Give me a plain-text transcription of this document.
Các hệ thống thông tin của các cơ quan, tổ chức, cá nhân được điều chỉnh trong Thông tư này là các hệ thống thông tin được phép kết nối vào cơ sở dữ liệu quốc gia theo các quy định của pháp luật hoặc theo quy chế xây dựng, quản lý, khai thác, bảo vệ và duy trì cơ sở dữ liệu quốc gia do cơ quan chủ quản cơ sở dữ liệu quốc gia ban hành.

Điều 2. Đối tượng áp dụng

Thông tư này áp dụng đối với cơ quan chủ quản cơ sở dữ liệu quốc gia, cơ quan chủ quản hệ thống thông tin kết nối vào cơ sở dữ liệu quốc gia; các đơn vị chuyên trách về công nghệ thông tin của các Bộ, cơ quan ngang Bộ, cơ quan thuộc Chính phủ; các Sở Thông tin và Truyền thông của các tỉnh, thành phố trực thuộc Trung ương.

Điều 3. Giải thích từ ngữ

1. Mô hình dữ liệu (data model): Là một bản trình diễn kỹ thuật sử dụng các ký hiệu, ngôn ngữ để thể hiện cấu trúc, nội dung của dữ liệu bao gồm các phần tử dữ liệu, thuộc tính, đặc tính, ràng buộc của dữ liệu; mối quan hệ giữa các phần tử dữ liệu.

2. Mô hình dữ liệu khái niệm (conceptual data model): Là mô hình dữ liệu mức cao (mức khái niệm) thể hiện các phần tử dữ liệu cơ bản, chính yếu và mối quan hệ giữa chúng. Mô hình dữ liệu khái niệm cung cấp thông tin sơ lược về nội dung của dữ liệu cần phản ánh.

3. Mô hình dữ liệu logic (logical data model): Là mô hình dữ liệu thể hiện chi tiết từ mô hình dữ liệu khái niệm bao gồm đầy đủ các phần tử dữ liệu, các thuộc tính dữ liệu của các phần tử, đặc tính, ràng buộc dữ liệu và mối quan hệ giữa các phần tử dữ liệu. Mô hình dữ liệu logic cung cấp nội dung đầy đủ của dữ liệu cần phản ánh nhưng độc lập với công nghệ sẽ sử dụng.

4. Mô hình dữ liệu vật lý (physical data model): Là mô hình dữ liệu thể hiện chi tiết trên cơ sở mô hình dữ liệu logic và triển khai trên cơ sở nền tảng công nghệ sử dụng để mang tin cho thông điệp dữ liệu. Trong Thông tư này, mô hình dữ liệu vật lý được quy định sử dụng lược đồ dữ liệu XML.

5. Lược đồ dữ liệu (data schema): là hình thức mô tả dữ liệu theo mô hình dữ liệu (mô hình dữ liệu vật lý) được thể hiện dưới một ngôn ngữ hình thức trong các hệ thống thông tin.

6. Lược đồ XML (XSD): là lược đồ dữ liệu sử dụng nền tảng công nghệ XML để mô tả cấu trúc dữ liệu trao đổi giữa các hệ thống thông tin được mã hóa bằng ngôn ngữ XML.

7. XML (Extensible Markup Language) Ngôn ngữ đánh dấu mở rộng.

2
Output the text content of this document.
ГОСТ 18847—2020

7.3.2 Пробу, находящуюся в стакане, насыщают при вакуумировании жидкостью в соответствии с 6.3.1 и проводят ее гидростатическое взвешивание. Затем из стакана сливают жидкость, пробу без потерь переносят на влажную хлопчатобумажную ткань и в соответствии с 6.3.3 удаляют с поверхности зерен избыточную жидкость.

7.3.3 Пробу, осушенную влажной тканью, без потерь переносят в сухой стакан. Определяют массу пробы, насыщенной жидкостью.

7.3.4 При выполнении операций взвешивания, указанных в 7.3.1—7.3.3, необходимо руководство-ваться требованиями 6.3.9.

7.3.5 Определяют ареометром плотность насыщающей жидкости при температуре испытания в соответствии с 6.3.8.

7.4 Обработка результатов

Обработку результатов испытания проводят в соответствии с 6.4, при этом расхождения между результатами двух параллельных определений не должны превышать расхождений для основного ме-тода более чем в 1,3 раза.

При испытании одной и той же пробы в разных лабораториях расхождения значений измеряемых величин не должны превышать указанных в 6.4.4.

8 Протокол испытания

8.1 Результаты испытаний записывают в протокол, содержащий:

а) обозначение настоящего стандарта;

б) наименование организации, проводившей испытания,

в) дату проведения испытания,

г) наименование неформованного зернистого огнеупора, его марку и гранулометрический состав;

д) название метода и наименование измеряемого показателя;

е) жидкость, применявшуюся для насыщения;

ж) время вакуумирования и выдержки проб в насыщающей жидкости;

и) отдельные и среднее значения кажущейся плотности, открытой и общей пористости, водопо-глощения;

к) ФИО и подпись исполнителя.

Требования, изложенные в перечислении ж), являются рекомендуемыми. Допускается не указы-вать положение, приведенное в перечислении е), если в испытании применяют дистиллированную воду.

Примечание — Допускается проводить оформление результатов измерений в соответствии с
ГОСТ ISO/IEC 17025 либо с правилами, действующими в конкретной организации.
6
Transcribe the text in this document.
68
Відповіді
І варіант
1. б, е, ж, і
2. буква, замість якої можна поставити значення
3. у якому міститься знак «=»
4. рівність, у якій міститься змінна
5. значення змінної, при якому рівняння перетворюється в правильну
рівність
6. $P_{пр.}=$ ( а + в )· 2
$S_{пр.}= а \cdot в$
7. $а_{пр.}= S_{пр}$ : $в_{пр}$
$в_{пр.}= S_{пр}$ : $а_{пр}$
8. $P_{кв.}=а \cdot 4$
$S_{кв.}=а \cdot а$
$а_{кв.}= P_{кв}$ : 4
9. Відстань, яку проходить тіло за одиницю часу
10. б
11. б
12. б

..............................

* _Directive_
Recopy all the lines exactly as they appear.

* _Output of the exercise_
Give me a plain-text transcription of this document.
Các hệ thống thông tin của các cơ quan, tổ chức, cá nhân được điều chỉnh trong Thông tư này là các hệ thống thông tin được phép kết nối vào cơ sở dữ liệu quốc gia theo các quy định của pháp luật hoặc theo quy chế xây dựng, quản lý, khai thác, bảo vệ và duy trì cơ sở dữ liệu quốc gia do cơ quan chủ quản cơ sở dữ liệu quốc gia ban hành.

Điều 2. Đối tượng áp dụng

Thông tư này áp dụng đối với cơ quan chủ quản cơ sở dữ liệu quốc gia, cơ quan chủ quản hệ thống thông tin kết nối vào cơ sở dữ liệu quốc gia; các đơn vị chuyên trách về công nghệ thông tin của các Bộ, cơ quan ngang Bộ, cơ quan thuộc Chính phủ; các Sở Thông tin và Truyền thông của các tỉnh, thành phố trực thuộc Trung ương.

Điều 3. Giải thích từ ngữ

1. Mô hình dữ liệu (data model): Là một bản trình diễn kỹ thuật sử dụng các ký hiệu, ngôn ngữ để thể hiện cấu trúc, nội dung của dữ liệu bao gồm các phần tử dữ liệu, thuộc tính, đặc tính, ràng buộc của dữ liệu; mối quan hệ giữa các phần tử dữ liệu.

2. Mô hình dữ liệu khái niệm (conceptual data model): Là mô hình dữ liệu mức cao (mức khái niệm) thể hiện các phần tử dữ liệu cơ bản, chính yếu và mối quan hệ giữa chúng. Mô hình dữ liệu khái niệm cung cấp thông tin sơ lược về nội dung của dữ liệu cần phản ánh.

3. Mô hình dữ liệu logic (logical data model): Là mô hình dữ liệu thể hiện chi tiết từ mô hình dữ liệu khái niệm bao gồm đầy đủ các phần tử dữ liệu, các thuộc tính dữ liệu của các phần tử, đặc tính, ràng buộc dữ liệu và mối quan hệ giữa các phần tử dữ liệu. Mô hình dữ liệu logic cung cấp nội dung đầy đủ của dữ liệu cần phản ánh nhưng độc lập với công nghệ sẽ sử dụng.

4. Mô hình dữ liệu vật lý (physical data model): Là mô hình dữ liệu thể hiện chi tiết trên cơ sở mô hình dữ liệu logic và triển khai trên cơ sở nền tảng công nghệ sử dụng để mang tin cho thông điệp dữ liệu. Trong Thông tư này, mô hình dữ liệu vật lý được quy định sử dụng lược đồ dữ liệu XML.

5. Lược đồ dữ liệu (data schema): là hình thức mô tả dữ liệu theo mô hình dữ liệu (mô hình dữ liệu vật lý) được thể hiện dưới một ngôn ngữ hình thức trong các hệ thống thông tin.

6. Lược đồ XML (XSD): là lược đồ dữ liệu sử dụng nền tảng công nghệ XML để mô tả cấu trúc dữ liệu trao đổi giữa các hệ thống thông tin được mã hóa bằng ngôn ngữ XML.

7. XML (Extensible Markup Language) Ngôn ngữ đánh dấu mở rộng.

2
Output the text content of this document.
ГОСТ 18847—2020

7.3.2 Пробу, находящуюся в стакане, насыщают при вакуумировании жидкостью в соответствии с 6.3.1 и проводят ее гидростатическое взвешивание. Затем из стакана сливают жидкость, пробу без потерь переносят на влажную хлопчатобумажную ткань и в соответствии с 6.3.3 удаляют с поверхности зерен избыточную жидкость.

7.3.3 Пробу, осушенную влажной тканью, без потерь переносят в сухой стакан. Определяют массу пробы, насыщенной жидкостью.

7.3.4 При выполнении операций взвешивания, указанных в 7.3.1—7.3.3, необходимо руководство-ваться требованиями 6.3.9.

7.3.5 Определяют ареометром плотность насыщающей жидкости при температуре испытания в соответствии с 6.3.8.

7.4 Обработка результатов

Обработку результатов испытания проводят в соответствии с 6.4, при этом расхождения между результатами двух параллельных определений не должны превышать расхождений для основного ме-тода более чем в 1,3 раза.

При испытании одной и той же пробы в разных лабораториях расхождения значений измеряемых величин не должны превышать указанных в 6.4.4.

8 Протокол испытания

8.1 Результаты испытаний записывают в протокол, содержащий:

а) обозначение настоящего стандарта;

б) наименование организации, проводившей испытания,

в) дату проведения испытания,

г) наименование неформованного зернистого огнеупора, его марку и гранулометрический состав;

д) название метода и наименование измеряемого показателя;

е) жидкость, применявшуюся для насыщения;

ж) время вакуумирования и выдержки проб в насыщающей жидкости;

и) отдельные и среднее значения кажущейся плотности, открытой и общей пористости, водопо-глощения;

к) ФИО и подпись исполнителя.

Требования, изложенные в перечислении ж), являются рекомендуемыми. Допускается не указы-вать положение, приведенное в перечислении е), если в испытании применяют дистиллированную воду.

Примечание — Допускается проводить оформление результатов измерений в соответствии с
ГОСТ ISO/IEC 17025 либо с правилами, действующими в конкретной организации.
6
Transcribe the text in this document.
68
Відповіді
І варіант
1. б, е, ж, і
2. буква, замість якої можна поставити значення
3. у якому міститься знак «=»
4. рівність, у якій міститься змінна
5. значення змінної, при якому рівняння перетворюється в правильну
рівність
6. $P_{пр.}=$ ( а + в )· 2
$S_{пр.}= а \cdot в$
7. $а_{пр.}= S_{пр}$ : $в_{пр}$
$в_{пр.}= S_{пр}$ : $а_{пр}$
8. $P_{кв.}=а \cdot 4$
$S_{кв.}=а \cdot а$
$а_{кв.}= P_{кв}$ : 4
9. Відстань, яку проходить тіло за одиницю часу
10. б
11. б
12. б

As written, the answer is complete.